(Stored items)
-------

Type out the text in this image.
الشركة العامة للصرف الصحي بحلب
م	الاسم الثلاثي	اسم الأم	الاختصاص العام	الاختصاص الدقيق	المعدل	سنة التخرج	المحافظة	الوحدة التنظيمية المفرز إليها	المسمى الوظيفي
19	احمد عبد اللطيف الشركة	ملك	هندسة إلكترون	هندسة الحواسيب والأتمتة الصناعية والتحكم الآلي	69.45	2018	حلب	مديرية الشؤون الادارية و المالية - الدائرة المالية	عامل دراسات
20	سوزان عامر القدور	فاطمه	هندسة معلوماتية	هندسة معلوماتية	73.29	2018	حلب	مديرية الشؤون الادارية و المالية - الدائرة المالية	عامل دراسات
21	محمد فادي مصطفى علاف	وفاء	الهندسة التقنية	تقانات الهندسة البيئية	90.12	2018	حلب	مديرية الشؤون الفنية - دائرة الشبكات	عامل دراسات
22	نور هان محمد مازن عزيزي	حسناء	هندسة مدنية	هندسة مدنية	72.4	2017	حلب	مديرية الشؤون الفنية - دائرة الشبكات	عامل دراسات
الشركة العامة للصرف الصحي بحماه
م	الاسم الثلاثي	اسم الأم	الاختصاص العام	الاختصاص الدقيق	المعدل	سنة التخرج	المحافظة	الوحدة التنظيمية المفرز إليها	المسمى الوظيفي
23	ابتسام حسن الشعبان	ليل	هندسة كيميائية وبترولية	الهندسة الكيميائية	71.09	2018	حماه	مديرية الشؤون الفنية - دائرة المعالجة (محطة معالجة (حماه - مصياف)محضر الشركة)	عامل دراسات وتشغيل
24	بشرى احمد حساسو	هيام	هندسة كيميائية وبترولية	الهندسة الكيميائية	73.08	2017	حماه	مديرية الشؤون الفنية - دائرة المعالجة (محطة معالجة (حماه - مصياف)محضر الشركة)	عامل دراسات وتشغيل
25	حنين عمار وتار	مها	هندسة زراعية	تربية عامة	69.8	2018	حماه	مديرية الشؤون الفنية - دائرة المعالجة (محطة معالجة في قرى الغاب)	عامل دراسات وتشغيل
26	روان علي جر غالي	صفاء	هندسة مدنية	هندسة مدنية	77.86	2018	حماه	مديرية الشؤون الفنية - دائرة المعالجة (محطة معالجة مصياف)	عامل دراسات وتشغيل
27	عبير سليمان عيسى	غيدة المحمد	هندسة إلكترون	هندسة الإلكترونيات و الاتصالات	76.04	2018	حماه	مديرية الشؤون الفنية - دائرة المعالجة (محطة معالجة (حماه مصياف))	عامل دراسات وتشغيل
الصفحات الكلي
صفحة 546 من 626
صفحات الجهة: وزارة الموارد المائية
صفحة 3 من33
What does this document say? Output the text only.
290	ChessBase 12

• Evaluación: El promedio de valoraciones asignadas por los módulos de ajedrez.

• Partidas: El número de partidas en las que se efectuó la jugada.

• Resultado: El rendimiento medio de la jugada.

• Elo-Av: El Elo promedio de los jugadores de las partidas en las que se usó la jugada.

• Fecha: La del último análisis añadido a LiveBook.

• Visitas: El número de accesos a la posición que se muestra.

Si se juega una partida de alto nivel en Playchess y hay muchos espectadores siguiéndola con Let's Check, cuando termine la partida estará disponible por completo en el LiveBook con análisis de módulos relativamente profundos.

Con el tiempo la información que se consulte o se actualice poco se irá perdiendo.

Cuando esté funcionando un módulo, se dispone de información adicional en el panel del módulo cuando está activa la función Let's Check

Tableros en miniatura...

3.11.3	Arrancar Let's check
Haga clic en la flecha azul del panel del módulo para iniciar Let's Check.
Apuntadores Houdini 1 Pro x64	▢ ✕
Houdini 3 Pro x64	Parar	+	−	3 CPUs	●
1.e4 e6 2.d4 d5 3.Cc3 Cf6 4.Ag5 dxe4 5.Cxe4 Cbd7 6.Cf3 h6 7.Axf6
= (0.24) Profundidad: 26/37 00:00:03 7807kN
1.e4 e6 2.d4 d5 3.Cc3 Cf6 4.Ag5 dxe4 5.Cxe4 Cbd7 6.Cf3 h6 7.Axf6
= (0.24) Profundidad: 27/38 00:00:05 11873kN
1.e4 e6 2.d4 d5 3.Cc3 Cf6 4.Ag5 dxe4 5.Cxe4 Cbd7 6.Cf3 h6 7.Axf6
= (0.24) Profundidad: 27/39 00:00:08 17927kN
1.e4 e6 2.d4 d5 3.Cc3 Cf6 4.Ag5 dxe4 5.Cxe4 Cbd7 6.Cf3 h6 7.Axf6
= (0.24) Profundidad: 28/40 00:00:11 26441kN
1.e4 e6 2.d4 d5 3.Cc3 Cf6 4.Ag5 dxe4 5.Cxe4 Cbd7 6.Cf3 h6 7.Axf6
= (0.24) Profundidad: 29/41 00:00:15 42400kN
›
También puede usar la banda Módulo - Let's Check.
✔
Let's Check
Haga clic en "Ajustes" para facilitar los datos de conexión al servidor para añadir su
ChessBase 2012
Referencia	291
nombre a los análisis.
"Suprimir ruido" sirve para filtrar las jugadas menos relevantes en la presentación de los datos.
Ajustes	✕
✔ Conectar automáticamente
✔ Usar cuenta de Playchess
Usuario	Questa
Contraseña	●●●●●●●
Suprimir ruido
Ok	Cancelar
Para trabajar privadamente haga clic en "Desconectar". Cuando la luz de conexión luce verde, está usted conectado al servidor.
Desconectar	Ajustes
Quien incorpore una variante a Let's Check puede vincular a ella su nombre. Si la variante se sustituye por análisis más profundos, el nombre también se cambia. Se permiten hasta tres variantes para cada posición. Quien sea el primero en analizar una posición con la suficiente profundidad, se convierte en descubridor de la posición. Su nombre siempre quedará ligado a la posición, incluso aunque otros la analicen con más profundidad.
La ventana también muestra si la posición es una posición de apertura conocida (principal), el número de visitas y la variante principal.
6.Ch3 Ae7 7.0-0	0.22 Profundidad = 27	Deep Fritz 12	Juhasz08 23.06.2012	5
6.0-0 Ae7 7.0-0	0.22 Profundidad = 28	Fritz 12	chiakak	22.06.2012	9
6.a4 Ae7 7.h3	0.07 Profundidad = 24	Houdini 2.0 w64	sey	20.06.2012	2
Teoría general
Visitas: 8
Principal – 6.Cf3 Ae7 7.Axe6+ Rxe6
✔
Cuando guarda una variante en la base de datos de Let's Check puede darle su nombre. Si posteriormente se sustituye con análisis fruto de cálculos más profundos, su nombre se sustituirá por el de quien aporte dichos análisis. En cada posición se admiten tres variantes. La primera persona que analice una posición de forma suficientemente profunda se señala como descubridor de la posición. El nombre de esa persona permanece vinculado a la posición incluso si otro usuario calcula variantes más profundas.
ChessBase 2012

-------

Stated task: Locate all lines holding the word "Fritz", then copy them out.

The reply:
6.Ch3 Ae7 7.0-0	0.22 Profundidad = 27	Deep Fritz 12	Juhasz08 23.06.2012	5
6.0-0 Ae7 7.0-0	0.22 Profundidad = 28	Fritz 12	chiakak	22.06.2012	9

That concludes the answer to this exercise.